Work out how many lines in the entries contain the string "JSON", and give nothing but that number.

-------- Recorded information

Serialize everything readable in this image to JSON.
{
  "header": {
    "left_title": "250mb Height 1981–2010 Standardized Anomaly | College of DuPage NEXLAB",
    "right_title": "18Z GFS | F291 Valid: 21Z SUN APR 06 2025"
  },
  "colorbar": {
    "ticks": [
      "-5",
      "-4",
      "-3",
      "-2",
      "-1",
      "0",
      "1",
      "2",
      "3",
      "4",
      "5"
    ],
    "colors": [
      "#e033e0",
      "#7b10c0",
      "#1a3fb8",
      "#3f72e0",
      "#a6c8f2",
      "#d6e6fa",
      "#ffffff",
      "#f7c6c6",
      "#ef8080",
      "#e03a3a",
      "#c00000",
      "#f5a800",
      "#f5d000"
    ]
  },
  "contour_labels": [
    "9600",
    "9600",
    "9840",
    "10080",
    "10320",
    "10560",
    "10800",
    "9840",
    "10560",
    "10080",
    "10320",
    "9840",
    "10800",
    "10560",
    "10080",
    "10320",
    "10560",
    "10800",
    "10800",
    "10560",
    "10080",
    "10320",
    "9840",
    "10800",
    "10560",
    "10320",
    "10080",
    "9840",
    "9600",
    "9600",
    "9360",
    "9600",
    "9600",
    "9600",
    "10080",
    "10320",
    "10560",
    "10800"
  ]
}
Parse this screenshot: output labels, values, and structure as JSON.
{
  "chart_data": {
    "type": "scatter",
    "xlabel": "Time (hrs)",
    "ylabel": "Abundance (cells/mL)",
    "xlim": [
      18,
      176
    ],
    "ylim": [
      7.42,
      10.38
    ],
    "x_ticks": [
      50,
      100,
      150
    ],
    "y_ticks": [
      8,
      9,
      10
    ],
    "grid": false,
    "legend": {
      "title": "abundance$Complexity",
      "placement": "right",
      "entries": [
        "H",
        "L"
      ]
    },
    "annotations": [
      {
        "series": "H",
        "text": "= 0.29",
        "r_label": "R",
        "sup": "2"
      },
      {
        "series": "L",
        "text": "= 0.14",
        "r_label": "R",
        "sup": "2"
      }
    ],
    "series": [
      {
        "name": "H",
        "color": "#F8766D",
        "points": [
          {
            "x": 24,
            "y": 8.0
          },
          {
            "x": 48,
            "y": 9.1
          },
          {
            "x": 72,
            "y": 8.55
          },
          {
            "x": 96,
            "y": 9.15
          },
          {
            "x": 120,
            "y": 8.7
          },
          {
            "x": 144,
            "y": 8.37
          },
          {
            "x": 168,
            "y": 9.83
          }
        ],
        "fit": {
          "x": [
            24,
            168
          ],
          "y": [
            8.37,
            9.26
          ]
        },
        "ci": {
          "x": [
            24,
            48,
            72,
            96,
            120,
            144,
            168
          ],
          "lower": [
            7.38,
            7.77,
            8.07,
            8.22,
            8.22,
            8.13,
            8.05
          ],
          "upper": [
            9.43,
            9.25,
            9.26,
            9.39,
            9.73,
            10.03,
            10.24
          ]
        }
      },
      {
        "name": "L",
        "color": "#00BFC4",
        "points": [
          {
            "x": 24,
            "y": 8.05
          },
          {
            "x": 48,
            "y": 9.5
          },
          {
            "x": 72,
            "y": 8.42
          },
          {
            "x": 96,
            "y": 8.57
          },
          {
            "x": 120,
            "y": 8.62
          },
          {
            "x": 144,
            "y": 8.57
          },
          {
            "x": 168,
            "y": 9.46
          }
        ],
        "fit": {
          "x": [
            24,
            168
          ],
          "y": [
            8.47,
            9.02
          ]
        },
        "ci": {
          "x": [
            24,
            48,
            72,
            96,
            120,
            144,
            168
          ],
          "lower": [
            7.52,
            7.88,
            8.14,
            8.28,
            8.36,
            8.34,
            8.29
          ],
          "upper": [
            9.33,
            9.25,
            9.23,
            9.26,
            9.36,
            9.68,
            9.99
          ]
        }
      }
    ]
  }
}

----------------

* _Response below_: 2